What to produce »
Where does the string "text" appear in the records? Copy every line that contains it.
================================
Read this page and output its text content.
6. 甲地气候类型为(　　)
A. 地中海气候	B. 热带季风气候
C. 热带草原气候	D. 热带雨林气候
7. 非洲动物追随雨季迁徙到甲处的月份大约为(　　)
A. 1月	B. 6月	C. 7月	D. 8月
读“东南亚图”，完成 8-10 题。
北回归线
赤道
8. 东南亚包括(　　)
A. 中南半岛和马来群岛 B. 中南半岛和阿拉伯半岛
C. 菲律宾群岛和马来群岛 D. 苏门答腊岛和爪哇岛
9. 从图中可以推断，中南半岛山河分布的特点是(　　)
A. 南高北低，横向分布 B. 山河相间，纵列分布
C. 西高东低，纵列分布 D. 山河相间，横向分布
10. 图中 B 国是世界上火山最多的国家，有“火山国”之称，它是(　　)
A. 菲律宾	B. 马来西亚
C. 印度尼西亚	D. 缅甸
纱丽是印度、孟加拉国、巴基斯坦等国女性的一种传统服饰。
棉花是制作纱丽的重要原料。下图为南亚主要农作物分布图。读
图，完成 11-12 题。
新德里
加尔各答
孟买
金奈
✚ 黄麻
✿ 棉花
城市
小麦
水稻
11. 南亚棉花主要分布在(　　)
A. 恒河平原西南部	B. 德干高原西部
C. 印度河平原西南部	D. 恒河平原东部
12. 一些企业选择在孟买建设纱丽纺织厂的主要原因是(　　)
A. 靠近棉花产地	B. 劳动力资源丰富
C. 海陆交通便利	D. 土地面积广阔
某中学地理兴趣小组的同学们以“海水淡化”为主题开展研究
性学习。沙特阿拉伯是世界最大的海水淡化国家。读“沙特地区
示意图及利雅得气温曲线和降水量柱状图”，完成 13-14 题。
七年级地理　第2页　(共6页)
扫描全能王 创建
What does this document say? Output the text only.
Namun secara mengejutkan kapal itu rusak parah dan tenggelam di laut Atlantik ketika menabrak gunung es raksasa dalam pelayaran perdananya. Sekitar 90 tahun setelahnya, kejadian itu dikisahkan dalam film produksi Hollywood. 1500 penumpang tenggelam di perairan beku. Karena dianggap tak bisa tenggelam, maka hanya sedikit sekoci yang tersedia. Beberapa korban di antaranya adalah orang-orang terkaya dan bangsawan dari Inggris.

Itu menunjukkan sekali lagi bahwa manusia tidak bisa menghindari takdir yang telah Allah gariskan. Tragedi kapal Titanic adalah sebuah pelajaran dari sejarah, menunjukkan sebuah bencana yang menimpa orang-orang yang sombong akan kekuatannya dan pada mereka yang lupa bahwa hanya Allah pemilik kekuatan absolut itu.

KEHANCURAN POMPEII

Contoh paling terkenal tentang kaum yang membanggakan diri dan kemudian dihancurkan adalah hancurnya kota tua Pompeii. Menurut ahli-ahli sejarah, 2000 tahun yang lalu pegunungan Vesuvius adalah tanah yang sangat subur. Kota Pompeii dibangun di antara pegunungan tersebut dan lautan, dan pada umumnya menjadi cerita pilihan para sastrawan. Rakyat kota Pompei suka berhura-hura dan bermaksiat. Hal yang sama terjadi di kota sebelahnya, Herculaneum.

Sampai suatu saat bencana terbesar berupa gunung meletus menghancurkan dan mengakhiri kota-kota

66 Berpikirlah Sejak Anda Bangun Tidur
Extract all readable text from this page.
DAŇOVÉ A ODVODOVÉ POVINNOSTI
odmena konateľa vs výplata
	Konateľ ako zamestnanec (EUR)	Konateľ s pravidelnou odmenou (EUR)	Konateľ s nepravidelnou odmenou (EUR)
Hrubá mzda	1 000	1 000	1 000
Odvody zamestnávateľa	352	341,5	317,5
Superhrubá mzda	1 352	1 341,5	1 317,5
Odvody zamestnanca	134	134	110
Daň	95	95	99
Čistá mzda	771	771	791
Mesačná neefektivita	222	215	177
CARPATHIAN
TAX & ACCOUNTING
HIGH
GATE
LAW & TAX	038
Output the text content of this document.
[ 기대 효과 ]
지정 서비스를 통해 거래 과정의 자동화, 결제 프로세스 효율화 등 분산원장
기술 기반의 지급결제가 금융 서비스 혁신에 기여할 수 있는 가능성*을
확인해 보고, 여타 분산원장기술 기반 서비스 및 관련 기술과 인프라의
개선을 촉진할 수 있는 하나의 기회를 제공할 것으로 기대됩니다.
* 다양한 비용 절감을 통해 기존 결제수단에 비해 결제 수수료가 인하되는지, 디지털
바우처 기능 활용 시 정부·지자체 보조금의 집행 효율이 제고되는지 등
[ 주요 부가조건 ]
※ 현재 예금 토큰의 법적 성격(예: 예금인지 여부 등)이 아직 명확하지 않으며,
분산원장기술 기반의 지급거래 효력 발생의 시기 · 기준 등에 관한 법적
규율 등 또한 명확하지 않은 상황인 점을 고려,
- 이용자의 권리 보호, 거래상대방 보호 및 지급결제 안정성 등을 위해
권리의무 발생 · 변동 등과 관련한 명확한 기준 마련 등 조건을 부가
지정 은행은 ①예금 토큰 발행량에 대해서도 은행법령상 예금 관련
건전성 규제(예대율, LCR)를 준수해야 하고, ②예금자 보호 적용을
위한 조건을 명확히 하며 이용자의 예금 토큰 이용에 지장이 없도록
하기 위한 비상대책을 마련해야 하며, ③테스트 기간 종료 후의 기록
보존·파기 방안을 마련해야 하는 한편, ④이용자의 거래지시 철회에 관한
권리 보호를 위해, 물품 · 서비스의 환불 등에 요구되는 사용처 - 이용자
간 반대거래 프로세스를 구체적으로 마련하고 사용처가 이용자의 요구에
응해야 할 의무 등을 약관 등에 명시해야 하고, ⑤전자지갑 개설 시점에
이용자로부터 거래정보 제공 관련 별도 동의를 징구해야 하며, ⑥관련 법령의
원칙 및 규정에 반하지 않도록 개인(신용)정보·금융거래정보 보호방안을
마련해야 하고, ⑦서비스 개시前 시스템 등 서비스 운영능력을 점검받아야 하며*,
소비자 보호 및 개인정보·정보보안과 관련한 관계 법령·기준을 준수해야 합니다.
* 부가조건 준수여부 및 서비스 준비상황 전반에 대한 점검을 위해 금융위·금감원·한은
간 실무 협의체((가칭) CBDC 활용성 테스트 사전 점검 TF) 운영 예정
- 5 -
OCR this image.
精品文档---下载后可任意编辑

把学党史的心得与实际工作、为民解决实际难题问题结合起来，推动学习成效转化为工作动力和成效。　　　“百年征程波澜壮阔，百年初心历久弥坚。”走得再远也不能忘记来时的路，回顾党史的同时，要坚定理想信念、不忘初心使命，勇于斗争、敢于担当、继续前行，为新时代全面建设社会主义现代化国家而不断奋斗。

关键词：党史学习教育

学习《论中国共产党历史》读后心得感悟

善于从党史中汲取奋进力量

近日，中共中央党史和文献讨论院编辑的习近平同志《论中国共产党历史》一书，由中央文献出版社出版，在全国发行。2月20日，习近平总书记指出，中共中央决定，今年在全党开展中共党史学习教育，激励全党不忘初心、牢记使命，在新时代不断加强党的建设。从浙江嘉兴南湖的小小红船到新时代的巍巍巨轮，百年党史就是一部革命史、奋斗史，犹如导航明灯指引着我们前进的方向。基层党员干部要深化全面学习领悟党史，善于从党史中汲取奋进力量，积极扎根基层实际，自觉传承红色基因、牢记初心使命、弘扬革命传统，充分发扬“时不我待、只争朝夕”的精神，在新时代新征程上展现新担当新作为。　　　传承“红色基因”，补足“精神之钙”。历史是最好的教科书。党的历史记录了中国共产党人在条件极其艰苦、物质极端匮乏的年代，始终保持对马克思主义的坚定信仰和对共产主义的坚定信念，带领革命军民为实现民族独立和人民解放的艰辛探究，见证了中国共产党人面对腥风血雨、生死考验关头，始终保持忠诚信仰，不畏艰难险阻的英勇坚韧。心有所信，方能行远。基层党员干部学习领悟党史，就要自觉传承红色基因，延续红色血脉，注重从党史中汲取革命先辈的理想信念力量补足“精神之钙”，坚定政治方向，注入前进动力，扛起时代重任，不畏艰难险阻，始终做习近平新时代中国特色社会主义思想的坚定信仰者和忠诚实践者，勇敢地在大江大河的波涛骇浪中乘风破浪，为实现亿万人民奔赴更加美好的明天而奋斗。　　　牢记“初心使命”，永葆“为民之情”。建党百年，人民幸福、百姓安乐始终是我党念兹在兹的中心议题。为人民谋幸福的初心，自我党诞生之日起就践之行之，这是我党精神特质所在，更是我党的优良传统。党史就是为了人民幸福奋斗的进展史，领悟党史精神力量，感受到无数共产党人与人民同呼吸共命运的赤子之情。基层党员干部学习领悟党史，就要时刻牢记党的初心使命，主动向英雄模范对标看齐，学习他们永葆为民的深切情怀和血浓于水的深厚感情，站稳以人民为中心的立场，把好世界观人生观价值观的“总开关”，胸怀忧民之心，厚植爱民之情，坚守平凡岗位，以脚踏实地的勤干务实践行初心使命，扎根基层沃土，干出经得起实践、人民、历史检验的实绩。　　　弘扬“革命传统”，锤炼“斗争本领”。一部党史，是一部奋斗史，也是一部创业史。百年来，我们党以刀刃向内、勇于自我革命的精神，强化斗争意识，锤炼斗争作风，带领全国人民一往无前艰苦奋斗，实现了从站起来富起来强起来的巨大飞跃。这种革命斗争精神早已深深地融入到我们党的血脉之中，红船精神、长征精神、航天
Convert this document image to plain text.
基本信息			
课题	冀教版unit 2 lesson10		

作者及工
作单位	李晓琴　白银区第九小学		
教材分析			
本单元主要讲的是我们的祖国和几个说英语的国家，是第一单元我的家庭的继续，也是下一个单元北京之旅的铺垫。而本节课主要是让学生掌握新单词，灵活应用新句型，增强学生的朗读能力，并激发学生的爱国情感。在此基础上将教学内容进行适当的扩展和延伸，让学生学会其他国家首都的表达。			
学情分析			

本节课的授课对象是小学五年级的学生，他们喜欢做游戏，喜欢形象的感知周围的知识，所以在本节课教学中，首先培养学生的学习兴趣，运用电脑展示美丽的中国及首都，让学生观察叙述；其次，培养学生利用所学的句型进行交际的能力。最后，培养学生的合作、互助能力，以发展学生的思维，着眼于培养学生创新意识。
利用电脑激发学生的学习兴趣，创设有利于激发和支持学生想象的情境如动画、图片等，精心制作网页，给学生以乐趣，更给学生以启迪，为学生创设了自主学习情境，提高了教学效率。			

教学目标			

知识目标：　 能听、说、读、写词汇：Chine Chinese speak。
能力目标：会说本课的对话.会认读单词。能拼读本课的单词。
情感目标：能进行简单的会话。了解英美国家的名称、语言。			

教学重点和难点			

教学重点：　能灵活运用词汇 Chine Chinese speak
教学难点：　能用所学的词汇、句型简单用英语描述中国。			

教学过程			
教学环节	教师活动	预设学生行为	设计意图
================================
Exercise answer »
Read this page and output its text content.
What does this document say? Output the text only.
Extract all readable text from this page.
Output the text content of this document.
Convert this document image to plain text.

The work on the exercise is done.